● **Data extract**
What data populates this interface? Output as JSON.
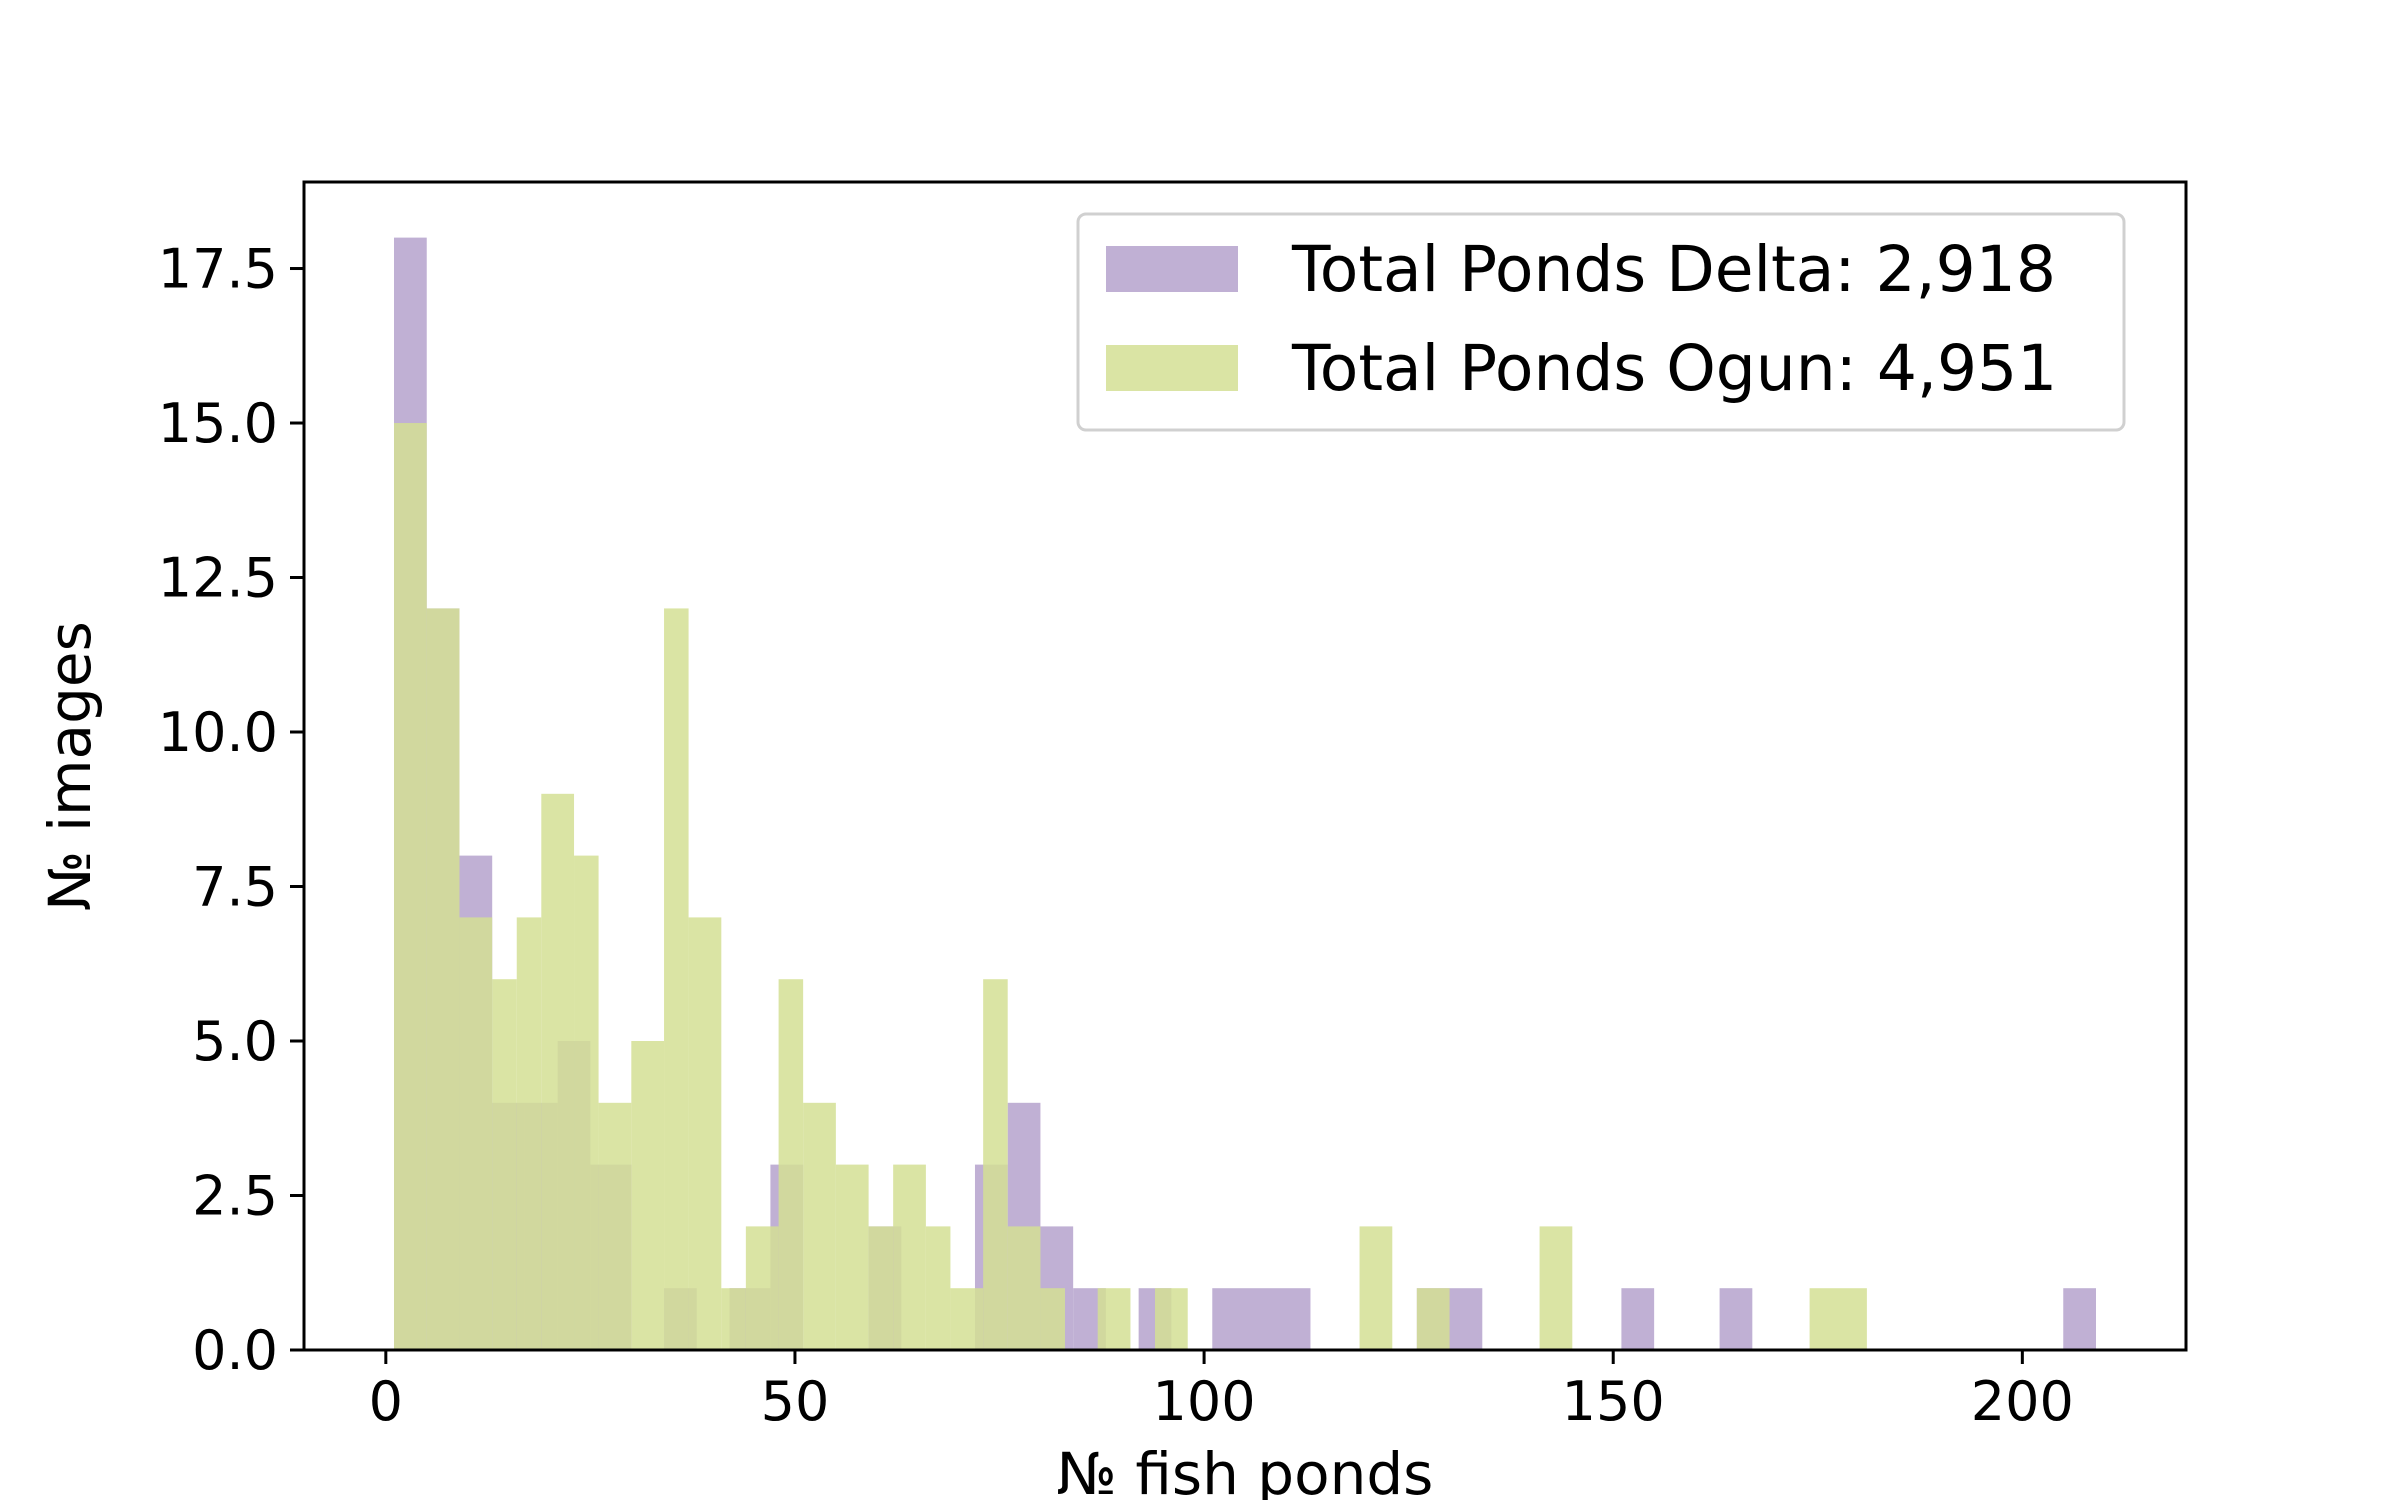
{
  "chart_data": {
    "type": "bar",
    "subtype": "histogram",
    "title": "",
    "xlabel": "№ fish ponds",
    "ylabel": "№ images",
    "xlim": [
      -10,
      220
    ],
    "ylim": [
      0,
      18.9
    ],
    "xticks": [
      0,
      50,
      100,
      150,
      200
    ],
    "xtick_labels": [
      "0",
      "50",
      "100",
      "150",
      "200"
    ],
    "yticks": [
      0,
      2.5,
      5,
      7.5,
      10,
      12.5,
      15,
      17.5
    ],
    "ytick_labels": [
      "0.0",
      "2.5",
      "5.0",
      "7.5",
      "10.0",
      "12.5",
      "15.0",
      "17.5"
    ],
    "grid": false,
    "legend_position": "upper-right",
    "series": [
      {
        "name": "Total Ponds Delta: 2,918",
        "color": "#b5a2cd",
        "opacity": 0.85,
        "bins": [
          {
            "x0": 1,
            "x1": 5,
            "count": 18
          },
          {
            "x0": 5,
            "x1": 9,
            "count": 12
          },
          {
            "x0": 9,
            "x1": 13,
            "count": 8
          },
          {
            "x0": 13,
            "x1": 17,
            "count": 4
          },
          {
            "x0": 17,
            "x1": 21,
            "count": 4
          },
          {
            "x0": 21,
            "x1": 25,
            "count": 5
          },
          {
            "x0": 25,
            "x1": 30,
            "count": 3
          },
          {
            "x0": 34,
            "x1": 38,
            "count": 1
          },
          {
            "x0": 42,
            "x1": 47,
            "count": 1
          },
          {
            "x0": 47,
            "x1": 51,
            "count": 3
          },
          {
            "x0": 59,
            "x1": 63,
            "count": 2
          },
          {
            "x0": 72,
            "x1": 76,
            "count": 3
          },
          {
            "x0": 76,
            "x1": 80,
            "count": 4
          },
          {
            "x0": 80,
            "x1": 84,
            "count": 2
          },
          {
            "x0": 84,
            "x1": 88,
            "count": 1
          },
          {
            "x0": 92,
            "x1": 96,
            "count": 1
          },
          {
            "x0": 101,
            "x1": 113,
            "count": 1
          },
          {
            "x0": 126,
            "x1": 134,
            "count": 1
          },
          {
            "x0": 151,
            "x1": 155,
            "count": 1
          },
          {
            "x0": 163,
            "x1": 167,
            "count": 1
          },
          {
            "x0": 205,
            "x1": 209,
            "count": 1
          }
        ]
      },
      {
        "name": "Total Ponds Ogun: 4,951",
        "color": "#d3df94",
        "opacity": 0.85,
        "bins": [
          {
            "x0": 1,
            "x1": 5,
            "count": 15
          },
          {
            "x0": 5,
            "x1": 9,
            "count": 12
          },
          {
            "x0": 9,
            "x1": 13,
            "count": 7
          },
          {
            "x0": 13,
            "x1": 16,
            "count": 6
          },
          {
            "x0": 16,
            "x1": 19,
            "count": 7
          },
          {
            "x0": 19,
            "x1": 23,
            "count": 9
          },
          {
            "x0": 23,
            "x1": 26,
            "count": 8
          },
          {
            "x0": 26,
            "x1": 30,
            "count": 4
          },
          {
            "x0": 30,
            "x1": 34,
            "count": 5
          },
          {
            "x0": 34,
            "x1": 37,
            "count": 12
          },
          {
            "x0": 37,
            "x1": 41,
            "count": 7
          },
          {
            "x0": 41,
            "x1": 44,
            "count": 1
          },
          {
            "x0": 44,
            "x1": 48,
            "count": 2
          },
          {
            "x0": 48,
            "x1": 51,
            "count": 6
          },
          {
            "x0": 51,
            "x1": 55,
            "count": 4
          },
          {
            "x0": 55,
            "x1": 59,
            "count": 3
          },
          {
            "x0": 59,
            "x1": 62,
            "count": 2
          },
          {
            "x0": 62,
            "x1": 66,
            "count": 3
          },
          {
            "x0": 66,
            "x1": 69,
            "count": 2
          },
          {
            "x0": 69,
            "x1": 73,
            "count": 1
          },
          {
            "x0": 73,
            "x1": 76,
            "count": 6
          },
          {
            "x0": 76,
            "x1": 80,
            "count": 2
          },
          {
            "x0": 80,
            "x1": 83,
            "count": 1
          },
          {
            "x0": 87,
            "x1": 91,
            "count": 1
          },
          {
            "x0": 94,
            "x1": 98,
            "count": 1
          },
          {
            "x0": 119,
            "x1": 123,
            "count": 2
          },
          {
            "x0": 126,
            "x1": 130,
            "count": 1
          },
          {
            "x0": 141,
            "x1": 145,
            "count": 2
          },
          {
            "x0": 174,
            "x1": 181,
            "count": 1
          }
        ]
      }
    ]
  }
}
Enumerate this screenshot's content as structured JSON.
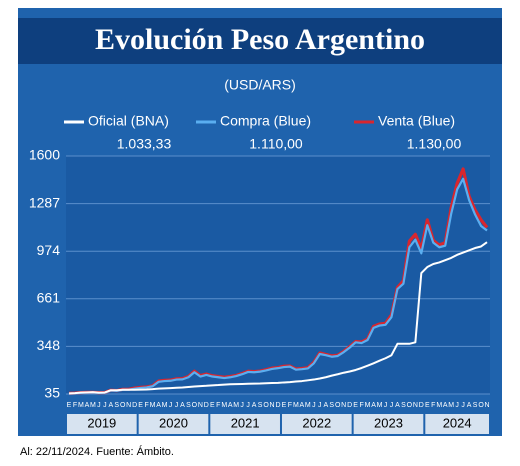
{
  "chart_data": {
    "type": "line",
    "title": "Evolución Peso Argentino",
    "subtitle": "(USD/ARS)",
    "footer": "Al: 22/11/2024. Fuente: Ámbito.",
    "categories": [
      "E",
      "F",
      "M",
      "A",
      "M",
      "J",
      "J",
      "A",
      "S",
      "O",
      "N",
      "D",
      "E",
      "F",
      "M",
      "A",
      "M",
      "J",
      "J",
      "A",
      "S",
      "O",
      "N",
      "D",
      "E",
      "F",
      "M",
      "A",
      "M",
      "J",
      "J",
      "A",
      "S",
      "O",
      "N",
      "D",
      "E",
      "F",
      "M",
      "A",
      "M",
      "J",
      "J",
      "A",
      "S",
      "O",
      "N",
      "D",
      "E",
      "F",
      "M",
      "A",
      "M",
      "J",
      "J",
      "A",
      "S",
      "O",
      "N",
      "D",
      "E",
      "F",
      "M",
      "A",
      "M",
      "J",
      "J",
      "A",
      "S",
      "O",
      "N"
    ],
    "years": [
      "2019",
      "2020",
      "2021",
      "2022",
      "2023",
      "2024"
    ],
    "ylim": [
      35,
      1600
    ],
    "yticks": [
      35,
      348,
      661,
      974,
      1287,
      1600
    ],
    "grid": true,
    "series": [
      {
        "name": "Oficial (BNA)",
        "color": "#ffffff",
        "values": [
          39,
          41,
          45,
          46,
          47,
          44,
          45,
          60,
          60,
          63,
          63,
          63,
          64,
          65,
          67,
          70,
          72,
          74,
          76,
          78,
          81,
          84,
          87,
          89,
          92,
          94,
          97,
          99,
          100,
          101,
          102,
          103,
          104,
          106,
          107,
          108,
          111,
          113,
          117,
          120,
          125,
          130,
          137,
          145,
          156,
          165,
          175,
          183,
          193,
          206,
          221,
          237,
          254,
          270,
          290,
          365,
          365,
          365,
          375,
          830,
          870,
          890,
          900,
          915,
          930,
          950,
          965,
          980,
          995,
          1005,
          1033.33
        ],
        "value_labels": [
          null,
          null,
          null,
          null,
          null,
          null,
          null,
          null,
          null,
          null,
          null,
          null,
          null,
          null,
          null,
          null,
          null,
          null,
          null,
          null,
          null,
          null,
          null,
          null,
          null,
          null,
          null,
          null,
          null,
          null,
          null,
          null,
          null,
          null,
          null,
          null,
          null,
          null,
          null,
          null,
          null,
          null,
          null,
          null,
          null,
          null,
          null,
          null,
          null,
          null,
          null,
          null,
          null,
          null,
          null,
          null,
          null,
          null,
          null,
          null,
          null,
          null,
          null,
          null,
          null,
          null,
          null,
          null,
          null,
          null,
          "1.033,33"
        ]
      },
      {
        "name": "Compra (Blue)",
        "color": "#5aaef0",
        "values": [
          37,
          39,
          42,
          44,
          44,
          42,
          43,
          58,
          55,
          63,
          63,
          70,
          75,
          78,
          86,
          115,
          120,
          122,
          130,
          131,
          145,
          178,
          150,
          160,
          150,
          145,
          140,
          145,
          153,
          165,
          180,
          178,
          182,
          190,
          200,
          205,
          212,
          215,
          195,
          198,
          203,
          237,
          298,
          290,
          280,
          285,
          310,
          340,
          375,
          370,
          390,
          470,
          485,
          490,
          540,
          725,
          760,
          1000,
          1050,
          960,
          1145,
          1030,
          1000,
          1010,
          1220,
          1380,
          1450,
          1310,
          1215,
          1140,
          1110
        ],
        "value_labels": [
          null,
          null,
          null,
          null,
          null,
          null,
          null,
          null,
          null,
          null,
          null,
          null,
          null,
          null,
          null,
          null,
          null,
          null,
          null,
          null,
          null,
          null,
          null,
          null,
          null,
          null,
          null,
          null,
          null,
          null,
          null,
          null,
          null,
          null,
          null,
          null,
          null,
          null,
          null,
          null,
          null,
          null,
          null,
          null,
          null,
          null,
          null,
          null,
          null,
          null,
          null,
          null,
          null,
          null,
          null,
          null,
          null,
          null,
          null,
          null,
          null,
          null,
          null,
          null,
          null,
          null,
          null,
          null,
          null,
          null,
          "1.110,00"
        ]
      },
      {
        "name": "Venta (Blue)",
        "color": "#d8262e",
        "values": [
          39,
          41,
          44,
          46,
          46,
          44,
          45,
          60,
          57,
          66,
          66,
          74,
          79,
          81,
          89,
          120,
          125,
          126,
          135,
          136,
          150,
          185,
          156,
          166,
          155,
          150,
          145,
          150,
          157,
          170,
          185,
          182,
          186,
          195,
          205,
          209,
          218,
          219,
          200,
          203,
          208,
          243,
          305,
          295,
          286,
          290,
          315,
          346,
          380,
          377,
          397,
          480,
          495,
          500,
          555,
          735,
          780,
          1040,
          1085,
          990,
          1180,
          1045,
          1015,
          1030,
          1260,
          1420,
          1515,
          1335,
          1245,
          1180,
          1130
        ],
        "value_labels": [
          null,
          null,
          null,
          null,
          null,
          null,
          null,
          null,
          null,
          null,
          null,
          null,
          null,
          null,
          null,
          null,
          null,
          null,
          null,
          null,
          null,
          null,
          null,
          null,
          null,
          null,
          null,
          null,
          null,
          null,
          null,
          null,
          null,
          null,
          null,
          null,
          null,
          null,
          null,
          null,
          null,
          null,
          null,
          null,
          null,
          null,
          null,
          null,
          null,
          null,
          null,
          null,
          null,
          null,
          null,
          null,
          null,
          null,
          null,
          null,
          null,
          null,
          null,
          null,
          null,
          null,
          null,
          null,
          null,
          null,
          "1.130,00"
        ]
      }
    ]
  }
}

● **Written exercise**
Filter the entries above down to the lines containing the word "JSON".

● **Response to this task**
What data populates this interface? Output as JSON.
Enumerate this screenshot's content as structured JSON.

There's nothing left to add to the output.